___ Text extract ___

Tanumihardjo v Federal Commissioner of Taxation

Case

[1998] FCA 366

24 MARCH 1998


FEDERAL COURT OF AUSTRALIA

TAXATION - INCOME TAX - whether one half of interest on moneys in joint account emanating from taxpayer’s mother was income of taxpayer - whether taxpayer a resident of Australia - impact of migration law on this question - whether notices of assessment protected from invalidity where they issued almost eight years after a calculation of taxable income was made.

ADMINISTRATIVE LAW - Appeal from Administrative Appeals Tribunal - whether evidence of foreign law not adduced at Tribunal hearing admissible.

STATUTORY INTERPRETATION - Construction of section requiring notice of assessment to be issued as soon as conveniently may be after assessment - relevance of inconvenience to issue of statutory construction - whether non compliance leads to invalidity.

WORDS AND PHRASES

resident
resides
assessment

Income Tax Assessment Act 1936 (Cth) ss 6(1), 170, 174, 175
Acts Interpretation Act 1901 (Cth) s 15AB
Administrative Appeals Tribunal Act 1975 (Cth) ss 44(1)

Batagol v Federal Commissioner of Taxation (1963) 109 CLR 243 - cited
McAndrew v Federal Commissioner of Taxation (1956) 98 CLR 263 - cited
Hunter Resources Limited v Melville (1988) 164 CLR 234 - followed
Montreal Street Railway Co v Normandin [1917] AC 170 - cited
Evans v Crichton-Browne (1980) 147 CLR 169 - cited
Clayton v Heffron (1960) 105 CLR 214 - cited

TRISNAWATI TANUMIHARDJO v
COMMISSIONER OF TAXATION

VG 501 of 1997

HILL, TAMBERLIN AND FINKELSTEIN JJ
MELBOURNE
24 MARCH 1998

IN THE FEDERAL COURT OF AUSTRALIA

VICTORIA DISTRICT REGISTRY

VG 501  of   1997

BETWEEN:

TRISNAWATI TANUMIHARDJO
APPELLANT

AND:

COMMISSIONER OF TAXATION
RESPONDENT

JUDGE(S):

HILL, TAMBERLIN, FINKELSTEIN JJ

DATE OF ORDER:

24 MARCH 1998

WHERE MADE:

MELBOURNE

THE COURT ORDERS THAT:

  1. Appeal be dismissed.

___

■ What this exercise asks ■
1 - In the tax case text, write out the passage starting with "Tanumihardjo v Federal" and going on through "income was made.", substituting "shared account" for "joint account".
2 - Proceed with the tax case text from the point at which it stops.
None of the data is needed here.

___ Dataset records ___

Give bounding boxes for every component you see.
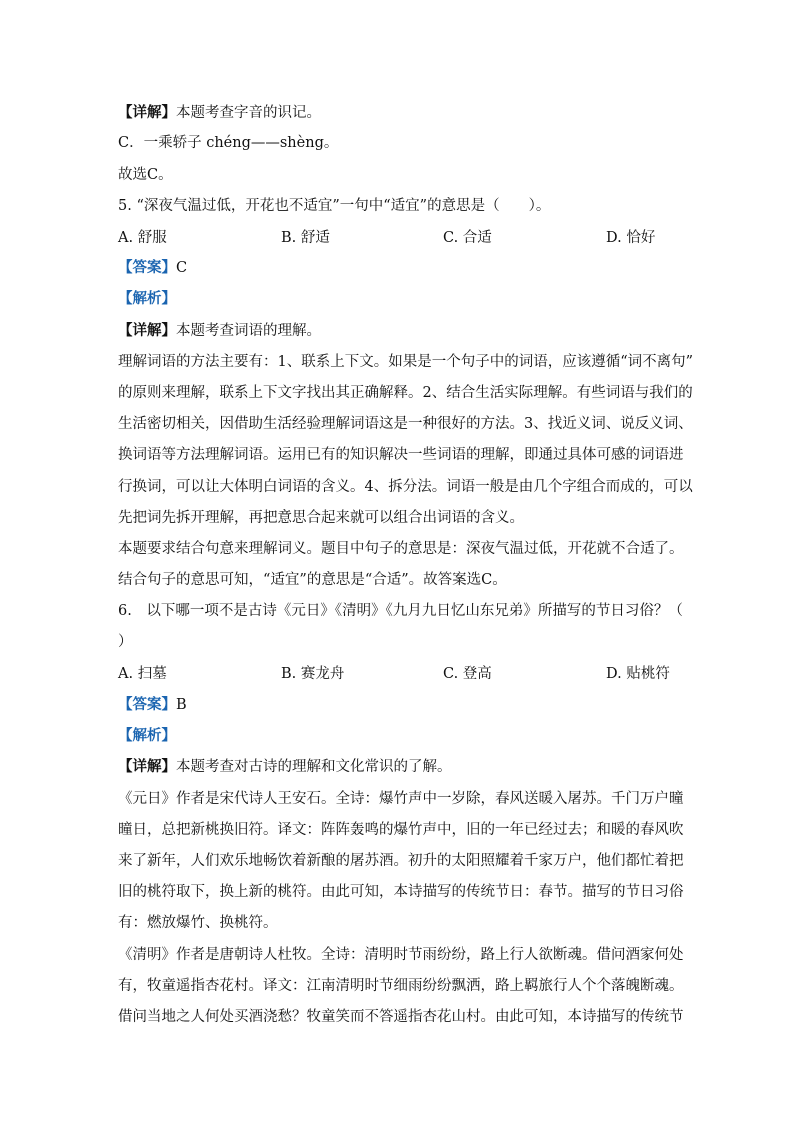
q6-para1-line: 曈日，总把新桃换旧符。译文：阵阵轰鸣的爆竹声中，旧的一年已经过去；和暖的春风吹 [118, 822, 684, 838]
detail-tag: 【详解】 [118, 104, 176, 121]
answer-value: B [176, 697, 187, 713]
q4-conclusion: 故选C。 [118, 167, 173, 183]
q5-para1-line: 生活密切相关，因借助生活经验理解词语这是一种很好的方法。3、找近义词、说反义词、 [118, 416, 693, 432]
q6-analysis-heading [118, 727, 674, 745]
q5-para2-line: 本题要求结合句意来理解词义。题目中句子的意思是：深夜气温过低，开花就不合适了。 [118, 541, 684, 557]
q5-para1-line: 的原则来理解，联系上下文字找出其正确解释。2、结合生活实际理解。有些词语与我们的 [118, 385, 693, 401]
q4-detail-line [118, 104, 674, 122]
q6-answer [118, 696, 674, 714]
q5-option-a: A. 舒服 [118, 230, 167, 246]
q6-option-c: C. 登高 [443, 666, 492, 682]
detail-text: 本题考查字音的识记。 [176, 105, 321, 121]
q6-option-b: B. 赛龙舟 [281, 666, 345, 682]
q5-para1-line: 行换词，可以让大体明白词语的含义。4、拆分法。词语一般是由几个字组合而成的，可以 [118, 479, 693, 495]
q4-option-c-explanation: C．一乘轿子 chéng——shèng。 [118, 135, 339, 151]
analysis-tag: 【解析】 [118, 290, 176, 307]
q6-para1-line: 来了新年，人们欢乐地畅饮着新酿的屠苏酒。初升的太阳照耀着千家万户，他们都忙着把 [118, 853, 684, 869]
answer-tag: 【答案】 [118, 696, 176, 713]
q6-option-d: D. 贴桃符 [606, 666, 670, 682]
q6-para2-line: 《清明》作者是唐朝诗人杜牧。全诗：清明时节雨纷纷，路上行人欲断魂。借问酒家何处 [118, 947, 684, 963]
q6-option-a: A. 扫墓 [118, 666, 167, 682]
q5-answer [118, 259, 674, 277]
answer-value: C [176, 260, 188, 276]
q5-option-d: D. 恰好 [606, 230, 656, 246]
detail-tag: 【详解】 [118, 758, 176, 775]
q5-para1-line: 先把词先拆开理解，再把意思合起来就可以组合出词语的含义。 [118, 510, 524, 526]
q5-option-b: B. 舒适 [281, 230, 330, 246]
q5-option-c: C. 合适 [443, 230, 492, 246]
q5-question: 5. “深夜气温过低，开花也不适宜”一句中“适宜”的意思是（ ）。 [118, 198, 551, 214]
q6-para1-line: 《元日》作者是宋代诗人王安石。全诗：爆竹声中一岁除，春风送暖入屠苏。千门万户曈 [118, 791, 684, 807]
q6-detail-line [118, 758, 674, 776]
q6-question-cont: ） [118, 634, 133, 650]
q6-para1-line: 有：燃放爆竹、换桃符。 [118, 915, 278, 931]
q5-detail-line [118, 322, 674, 340]
q6-para2-line: 有，牧童遥指杏花村。译文：江南清明时节细雨纷纷飘洒，路上羁旅行人个个落魄断魂。 [118, 978, 684, 994]
q6-question: 6. 以下哪一项不是古诗《元日》《清明》《九月九日忆山东兄弟》所描写的节日习俗？（ [118, 603, 683, 619]
detail-tag: 【详解】 [118, 322, 176, 339]
answer-tag: 【答案】 [118, 259, 176, 276]
detail-text: 本题考查词语的理解。 [176, 323, 321, 339]
q5-analysis-heading [118, 290, 674, 308]
q6-para1-line: 旧的桃符取下，换上新的桃符。由此可知，本诗描写的传统节日：春节。描写的节日习俗 [118, 884, 684, 900]
q6-para2-line: 借问当地之人何处买酒浇愁？牧童笑而不答遥指杏花山村。由此可知，本诗描写的传统节 [118, 1009, 684, 1025]
q5-para2-line: 结合句子的意思可知，“适宜”的意思是“合适”。故答案选C。 [118, 572, 507, 588]
q5-para1-line: 换词语等方法理解词语。运用已有的知识解决一些词语的理解，即通过具体可感的词语进 [118, 447, 684, 463]
detail-text: 本题考查对古诗的理解和文化常识的了解。 [176, 759, 452, 775]
q5-para1-line: 理解词语的方法主要有：1、联系上下文。如果是一个句子中的词语，应该遵循“词不离句” [118, 354, 694, 370]
analysis-tag: 【解析】 [118, 727, 176, 744]
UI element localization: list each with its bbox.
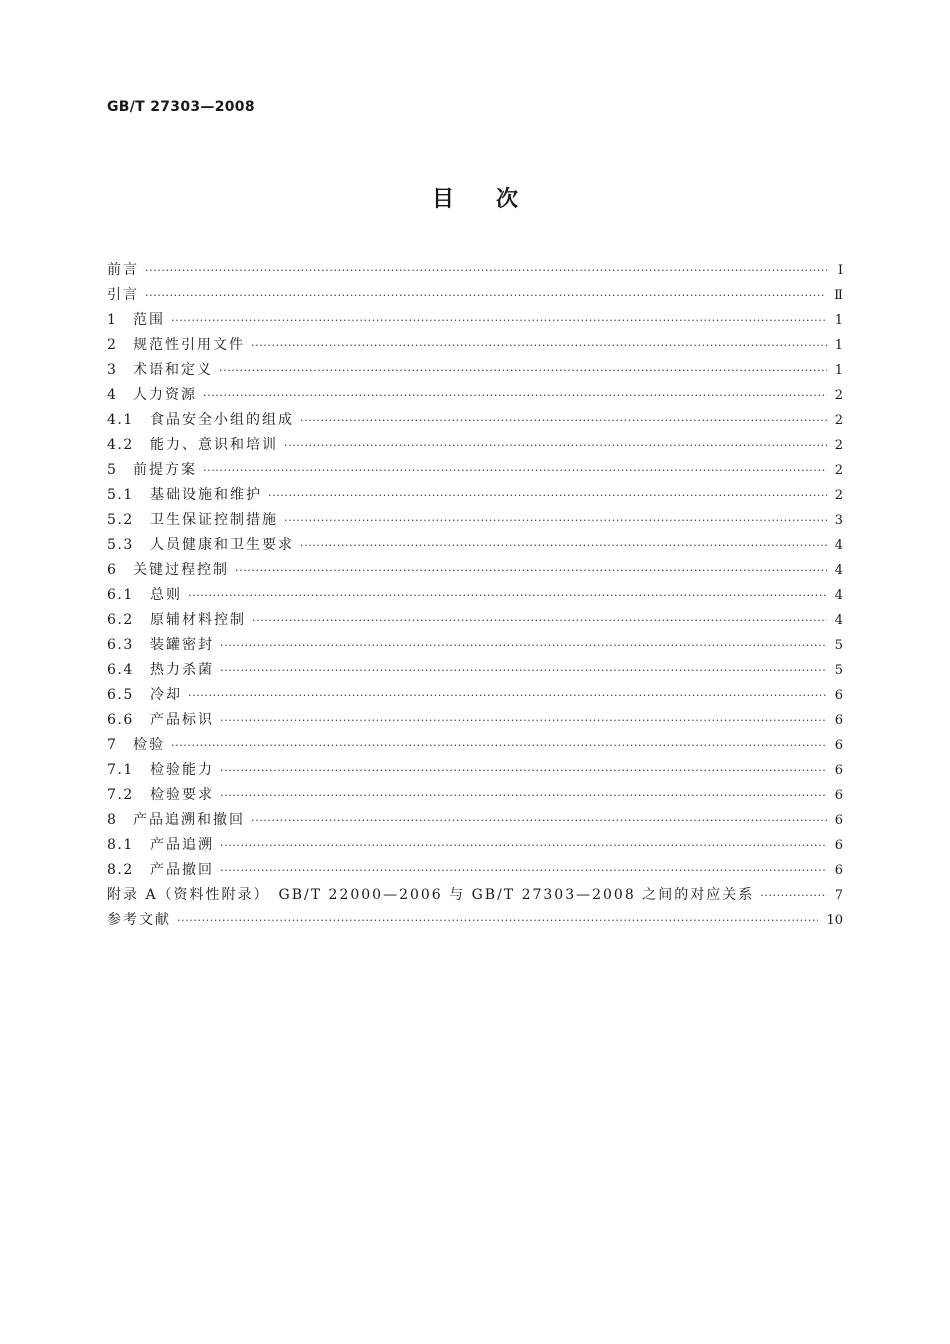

___

■ Replies ■
1 -
Tanumihardjo v Federal Commissioner of Taxation

Case

[1998] FCA 366

24 MARCH 1998


FEDERAL COURT OF AUSTRALIA

TAXATION - INCOME TAX - whether one half of interest on moneys in shared account emanating from taxpayer’s mother was income of taxpayer - whether taxpayer a resident of Australia - impact of migration law on this question - whether notices of assessment protected from invalidity where they issued almost eight years after a calculation of taxable income was made.

2 -
  1. Appellant to pay the Respondent’s costs

IN THE FEDERAL COURT OF AUSTRALIA

VICTORIA DISTRICT REGISTRY

 VG 501 of 1997

BETWEEN:

TRISNAWATI TANUMIHARDJO
APPELLANT

AND:

COMMISSIONER OF TAXATION
RESPONDENT

JUDGE(S):

HILL, TAMBERLIN AND FINKELSTEIN JJ

DATE:

24 MARCH 1998

PLACE:

MELBOURNE

EX TEMPORE REASONS FOR JUDGMENT

HILL J:  This is an appeal from a judge of this Court, Heerey J, who dismissed the appellant's appeal from a decision of the Administrative Appeals Tribunal constituted by a member of that Tribunal, Mr Pascoe.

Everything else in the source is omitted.